Chart and figure data:

********

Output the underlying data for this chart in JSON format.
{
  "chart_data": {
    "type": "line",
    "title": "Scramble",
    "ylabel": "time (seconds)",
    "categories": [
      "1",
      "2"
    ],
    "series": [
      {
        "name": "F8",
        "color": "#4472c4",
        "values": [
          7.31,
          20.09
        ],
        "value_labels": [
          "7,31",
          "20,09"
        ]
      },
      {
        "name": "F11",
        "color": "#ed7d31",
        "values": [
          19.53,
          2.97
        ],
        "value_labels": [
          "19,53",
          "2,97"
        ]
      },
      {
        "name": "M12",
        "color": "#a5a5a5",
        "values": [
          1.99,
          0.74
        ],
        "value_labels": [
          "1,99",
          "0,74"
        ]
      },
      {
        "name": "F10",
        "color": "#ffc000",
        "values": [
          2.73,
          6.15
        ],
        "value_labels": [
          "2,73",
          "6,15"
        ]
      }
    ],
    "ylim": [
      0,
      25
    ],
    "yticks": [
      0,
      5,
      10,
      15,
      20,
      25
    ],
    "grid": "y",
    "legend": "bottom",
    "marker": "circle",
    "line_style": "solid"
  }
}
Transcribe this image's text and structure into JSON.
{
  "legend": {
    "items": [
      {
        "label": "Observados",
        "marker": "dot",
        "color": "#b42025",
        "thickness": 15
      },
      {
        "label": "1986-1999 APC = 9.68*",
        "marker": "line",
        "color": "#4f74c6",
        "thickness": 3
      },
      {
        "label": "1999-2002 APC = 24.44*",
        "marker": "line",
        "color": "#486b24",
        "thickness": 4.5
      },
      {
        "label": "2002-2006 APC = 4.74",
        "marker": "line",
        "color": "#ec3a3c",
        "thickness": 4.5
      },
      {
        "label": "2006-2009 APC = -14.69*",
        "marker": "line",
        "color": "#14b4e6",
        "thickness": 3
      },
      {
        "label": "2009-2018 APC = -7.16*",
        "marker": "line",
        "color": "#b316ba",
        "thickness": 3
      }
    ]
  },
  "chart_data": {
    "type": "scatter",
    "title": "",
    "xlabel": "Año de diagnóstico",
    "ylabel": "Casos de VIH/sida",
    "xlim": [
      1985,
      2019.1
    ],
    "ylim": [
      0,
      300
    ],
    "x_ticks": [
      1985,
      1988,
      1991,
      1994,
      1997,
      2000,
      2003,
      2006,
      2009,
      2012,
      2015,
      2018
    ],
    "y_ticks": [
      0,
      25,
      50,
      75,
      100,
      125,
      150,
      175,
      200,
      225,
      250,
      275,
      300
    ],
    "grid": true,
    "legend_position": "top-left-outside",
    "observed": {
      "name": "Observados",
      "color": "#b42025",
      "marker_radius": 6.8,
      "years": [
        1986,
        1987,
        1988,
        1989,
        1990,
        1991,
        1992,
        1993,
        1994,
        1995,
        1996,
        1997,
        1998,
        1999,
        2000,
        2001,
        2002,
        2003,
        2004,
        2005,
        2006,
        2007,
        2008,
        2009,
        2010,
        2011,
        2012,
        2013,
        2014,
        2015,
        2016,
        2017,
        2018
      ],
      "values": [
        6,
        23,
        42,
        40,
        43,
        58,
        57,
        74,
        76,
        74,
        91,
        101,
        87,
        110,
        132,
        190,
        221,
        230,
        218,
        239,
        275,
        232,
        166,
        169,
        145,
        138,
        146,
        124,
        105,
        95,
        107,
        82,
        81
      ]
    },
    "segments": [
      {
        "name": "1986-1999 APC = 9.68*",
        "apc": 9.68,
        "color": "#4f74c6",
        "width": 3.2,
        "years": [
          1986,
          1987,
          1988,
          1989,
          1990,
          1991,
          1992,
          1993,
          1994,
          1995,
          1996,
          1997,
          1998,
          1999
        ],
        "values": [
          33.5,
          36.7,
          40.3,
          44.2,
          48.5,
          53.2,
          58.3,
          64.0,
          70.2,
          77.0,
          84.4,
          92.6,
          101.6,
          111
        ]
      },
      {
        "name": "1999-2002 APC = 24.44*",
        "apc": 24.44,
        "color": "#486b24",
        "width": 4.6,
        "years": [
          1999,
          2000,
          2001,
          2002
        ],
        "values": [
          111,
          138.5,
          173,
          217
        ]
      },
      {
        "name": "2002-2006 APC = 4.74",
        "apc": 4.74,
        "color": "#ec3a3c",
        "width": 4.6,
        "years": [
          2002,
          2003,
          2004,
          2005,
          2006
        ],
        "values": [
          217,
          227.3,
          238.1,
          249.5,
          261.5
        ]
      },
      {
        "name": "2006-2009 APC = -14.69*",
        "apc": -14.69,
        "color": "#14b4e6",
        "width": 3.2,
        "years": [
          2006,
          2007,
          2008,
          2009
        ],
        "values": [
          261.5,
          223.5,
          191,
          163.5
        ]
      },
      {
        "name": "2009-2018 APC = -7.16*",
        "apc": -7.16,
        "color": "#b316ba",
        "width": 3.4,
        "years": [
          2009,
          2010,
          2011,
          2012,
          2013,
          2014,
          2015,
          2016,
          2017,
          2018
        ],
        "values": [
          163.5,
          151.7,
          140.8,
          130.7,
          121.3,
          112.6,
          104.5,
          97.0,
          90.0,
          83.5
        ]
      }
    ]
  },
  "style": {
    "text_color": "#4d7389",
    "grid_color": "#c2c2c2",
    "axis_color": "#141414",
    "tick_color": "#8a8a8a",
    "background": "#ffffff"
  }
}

********

--- Written instruction ---
Please repeat the listing exactly, with nothing left out.

--- Completed exercise ---
Output the underlying data for this chart in JSON format.
{
  "chart_data": {
    "type": "line",
    "title": "Scramble",
    "ylabel": "time (seconds)",
    "categories": [
      "1",
      "2"
    ],
    "series": [
      {
        "name": "F8",
        "color": "#4472c4",
        "values": [
          7.31,
          20.09
        ],
        "value_labels": [
          "7,31",
          "20,09"
        ]
      },
      {
        "name": "F11",
        "color": "#ed7d31",
        "values": [
          19.53,
          2.97
        ],
        "value_labels": [
          "19,53",
          "2,97"
        ]
      },
      {
        "name": "M12",
        "color": "#a5a5a5",
        "values": [
          1.99,
          0.74
        ],
        "value_labels": [
          "1,99",
          "0,74"
        ]
      },
      {
        "name": "F10",
        "color": "#ffc000",
        "values": [
          2.73,
          6.15
        ],
        "value_labels": [
          "2,73",
          "6,15"
        ]
      }
    ],
    "ylim": [
      0,
      25
    ],
    "yticks": [
      0,
      5,
      10,
      15,
      20,
      25
    ],
    "grid": "y",
    "legend": "bottom",
    "marker": "circle",
    "line_style": "solid"
  }
}
Transcribe this image's text and structure into JSON.
{
  "legend": {
    "items": [
      {
        "label": "Observados",
        "marker": "dot",
        "color": "#b42025",
        "thickness": 15
      },
      {
        "label": "1986-1999 APC = 9.68*",
        "marker": "line",
        "color": "#4f74c6",
        "thickness": 3
      },
      {
        "label": "1999-2002 APC = 24.44*",
        "marker": "line",
        "color": "#486b24",
        "thickness": 4.5
      },
      {
        "label": "2002-2006 APC = 4.74",
        "marker": "line",
        "color": "#ec3a3c",
        "thickness": 4.5
      },
      {
        "label": "2006-2009 APC = -14.69*",
        "marker": "line",
        "color": "#14b4e6",
        "thickness": 3
      },
      {
        "label": "2009-2018 APC = -7.16*",
        "marker": "line",
        "color": "#b316ba",
        "thickness": 3
      }
    ]
  },
  "chart_data": {
    "type": "scatter",
    "title": "",
    "xlabel": "Año de diagnóstico",
    "ylabel": "Casos de VIH/sida",
    "xlim": [
      1985,
      2019.1
    ],
    "ylim": [
      0,
      300
    ],
    "x_ticks": [
      1985,
      1988,
      1991,
      1994,
      1997,
      2000,
      2003,
      2006,
      2009,
      2012,
      2015,
      2018
    ],
    "y_ticks": [
      0,
      25,
      50,
      75,
      100,
      125,
      150,
      175,
      200,
      225,
      250,
      275,
      300
    ],
    "grid": true,
    "legend_position": "top-left-outside",
    "observed": {
      "name": "Observados",
      "color": "#b42025",
      "marker_radius": 6.8,
      "years": [
        1986,
        1987,
        1988,
        1989,
        1990,
        1991,
        1992,
        1993,
        1994,
        1995,
        1996,
        1997,
        1998,
        1999,
        2000,
        2001,
        2002,
        2003,
        2004,
        2005,
        2006,
        2007,
        2008,
        2009,
        2010,
        2011,
        2012,
        2013,
        2014,
        2015,
        2016,
        2017,
        2018
      ],
      "values": [
        6,
        23,
        42,
        40,
        43,
        58,
        57,
        74,
        76,
        74,
        91,
        101,
        87,
        110,
        132,
        190,
        221,
        230,
        218,
        239,
        275,
        232,
        166,
        169,
        145,
        138,
        146,
        124,
        105,
        95,
        107,
        82,
        81
      ]
    },
    "segments": [
      {
        "name": "1986-1999 APC = 9.68*",
        "apc": 9.68,
        "color": "#4f74c6",
        "width": 3.2,
        "years": [
          1986,
          1987,
          1988,
          1989,
          1990,
          1991,
          1992,
          1993,
          1994,
          1995,
          1996,
          1997,
          1998,
          1999
        ],
        "values": [
          33.5,
          36.7,
          40.3,
          44.2,
          48.5,
          53.2,
          58.3,
          64.0,
          70.2,
          77.0,
          84.4,
          92.6,
          101.6,
          111
        ]
      },
      {
        "name": "1999-2002 APC = 24.44*",
        "apc": 24.44,
        "color": "#486b24",
        "width": 4.6,
        "years": [
          1999,
          2000,
          2001,
          2002
        ],
        "values": [
          111,
          138.5,
          173,
          217
        ]
      },
      {
        "name": "2002-2006 APC = 4.74",
        "apc": 4.74,
        "color": "#ec3a3c",
        "width": 4.6,
        "years": [
          2002,
          2003,
          2004,
          2005,
          2006
        ],
        "values": [
          217,
          227.3,
          238.1,
          249.5,
          261.5
        ]
      },
      {
        "name": "2006-2009 APC = -14.69*",
        "apc": -14.69,
        "color": "#14b4e6",
        "width": 3.2,
        "years": [
          2006,
          2007,
          2008,
          2009
        ],
        "values": [
          261.5,
          223.5,
          191,
          163.5
        ]
      },
      {
        "name": "2009-2018 APC = -7.16*",
        "apc": -7.16,
        "color": "#b316ba",
        "width": 3.4,
        "years": [
          2009,
          2010,
          2011,
          2012,
          2013,
          2014,
          2015,
          2016,
          2017,
          2018
        ],
        "values": [
          163.5,
          151.7,
          140.8,
          130.7,
          121.3,
          112.6,
          104.5,
          97.0,
          90.0,
          83.5
        ]
      }
    ]
  },
  "style": {
    "text_color": "#4d7389",
    "grid_color": "#c2c2c2",
    "axis_color": "#141414",
    "tick_color": "#8a8a8a",
    "background": "#ffffff"
  }
}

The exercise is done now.